Start GIVEN RECORDS
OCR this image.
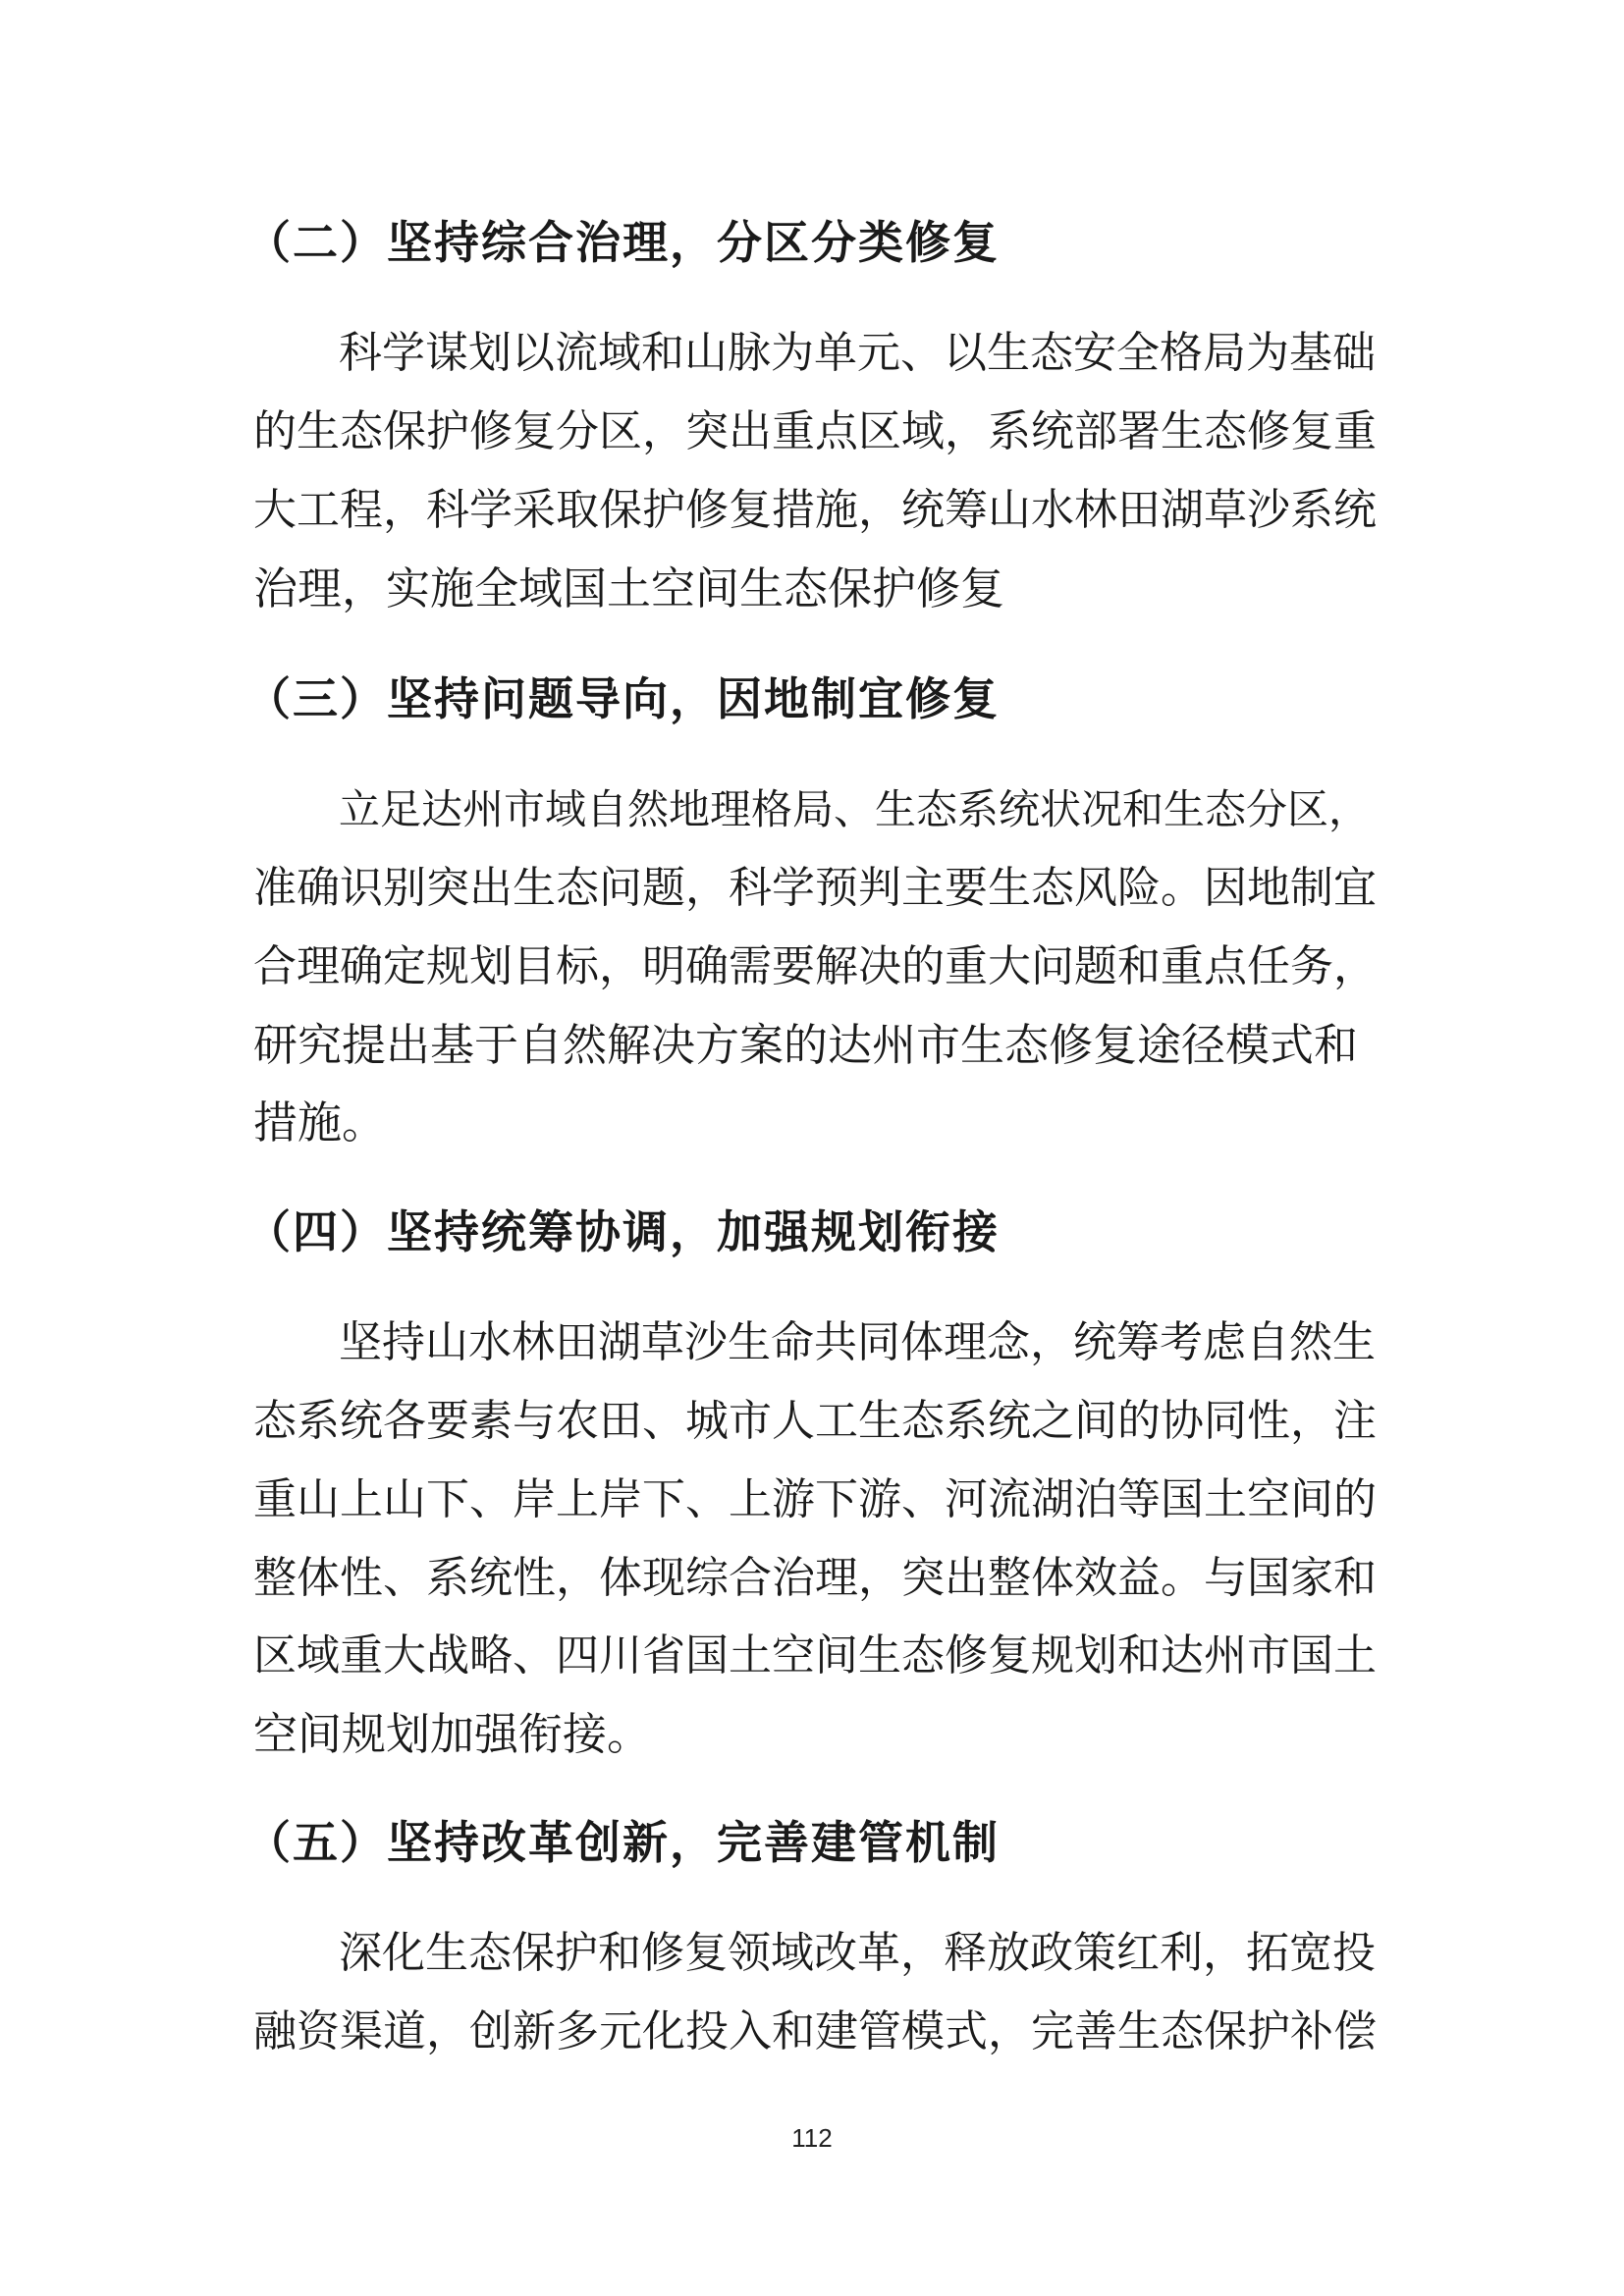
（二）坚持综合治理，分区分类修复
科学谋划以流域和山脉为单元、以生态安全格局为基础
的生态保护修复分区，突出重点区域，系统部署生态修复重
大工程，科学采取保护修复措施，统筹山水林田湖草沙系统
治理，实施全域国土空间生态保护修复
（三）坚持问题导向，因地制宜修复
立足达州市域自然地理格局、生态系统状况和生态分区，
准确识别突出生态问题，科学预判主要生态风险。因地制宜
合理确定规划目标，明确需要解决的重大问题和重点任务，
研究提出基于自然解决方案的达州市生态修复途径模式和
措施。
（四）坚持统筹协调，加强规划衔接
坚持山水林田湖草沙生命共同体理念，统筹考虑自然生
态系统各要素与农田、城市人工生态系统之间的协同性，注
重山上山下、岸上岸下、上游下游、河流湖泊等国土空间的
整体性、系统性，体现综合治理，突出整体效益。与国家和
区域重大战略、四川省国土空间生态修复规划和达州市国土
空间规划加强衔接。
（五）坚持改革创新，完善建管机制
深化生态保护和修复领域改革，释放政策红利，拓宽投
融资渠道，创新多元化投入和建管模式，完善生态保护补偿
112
End GIVEN RECORDS
Start GIVEN RECORDS
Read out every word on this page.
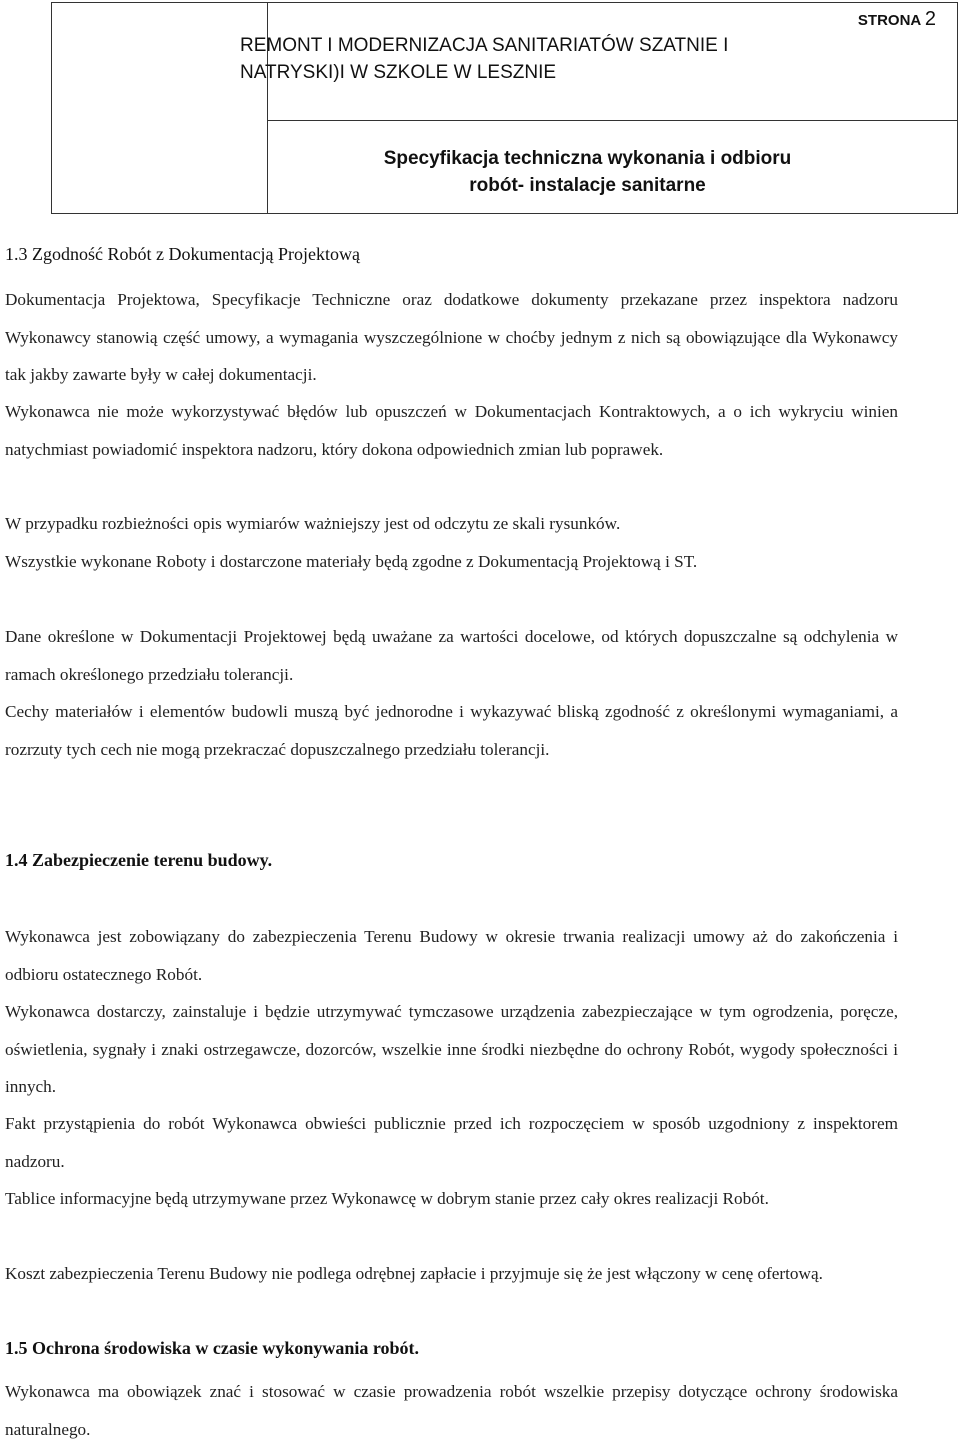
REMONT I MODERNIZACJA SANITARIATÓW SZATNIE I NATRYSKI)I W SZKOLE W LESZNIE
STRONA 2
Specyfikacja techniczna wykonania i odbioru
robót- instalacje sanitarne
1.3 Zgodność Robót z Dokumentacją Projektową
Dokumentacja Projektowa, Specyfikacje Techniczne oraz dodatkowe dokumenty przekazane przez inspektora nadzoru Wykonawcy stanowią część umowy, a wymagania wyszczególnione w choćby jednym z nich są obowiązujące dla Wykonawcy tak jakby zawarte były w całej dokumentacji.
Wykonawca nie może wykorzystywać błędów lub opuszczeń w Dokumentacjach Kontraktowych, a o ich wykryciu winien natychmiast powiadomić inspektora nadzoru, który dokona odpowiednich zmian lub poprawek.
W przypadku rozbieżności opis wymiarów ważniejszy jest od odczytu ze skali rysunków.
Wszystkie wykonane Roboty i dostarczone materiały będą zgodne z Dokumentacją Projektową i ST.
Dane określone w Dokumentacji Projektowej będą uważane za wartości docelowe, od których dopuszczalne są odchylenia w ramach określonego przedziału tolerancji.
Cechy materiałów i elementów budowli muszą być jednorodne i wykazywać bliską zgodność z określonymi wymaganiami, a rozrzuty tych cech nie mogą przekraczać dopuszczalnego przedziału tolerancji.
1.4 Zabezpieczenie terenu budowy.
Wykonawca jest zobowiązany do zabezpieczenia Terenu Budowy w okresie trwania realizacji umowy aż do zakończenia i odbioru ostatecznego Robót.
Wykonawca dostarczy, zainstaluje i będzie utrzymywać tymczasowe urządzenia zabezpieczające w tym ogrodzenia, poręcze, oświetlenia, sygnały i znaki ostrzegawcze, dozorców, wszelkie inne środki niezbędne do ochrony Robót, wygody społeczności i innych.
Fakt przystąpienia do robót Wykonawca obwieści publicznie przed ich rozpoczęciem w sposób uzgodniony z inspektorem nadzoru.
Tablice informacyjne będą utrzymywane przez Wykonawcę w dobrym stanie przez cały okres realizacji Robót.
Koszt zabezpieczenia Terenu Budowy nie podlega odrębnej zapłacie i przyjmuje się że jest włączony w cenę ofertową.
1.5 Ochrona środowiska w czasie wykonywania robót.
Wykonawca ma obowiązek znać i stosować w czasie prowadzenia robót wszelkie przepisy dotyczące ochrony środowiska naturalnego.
End GIVEN RECORDS
- CHALLENGE: Count every line in the preceding entries where the string "odbioru" appears, then state only the total.

- THE COMPLETED TASK: 2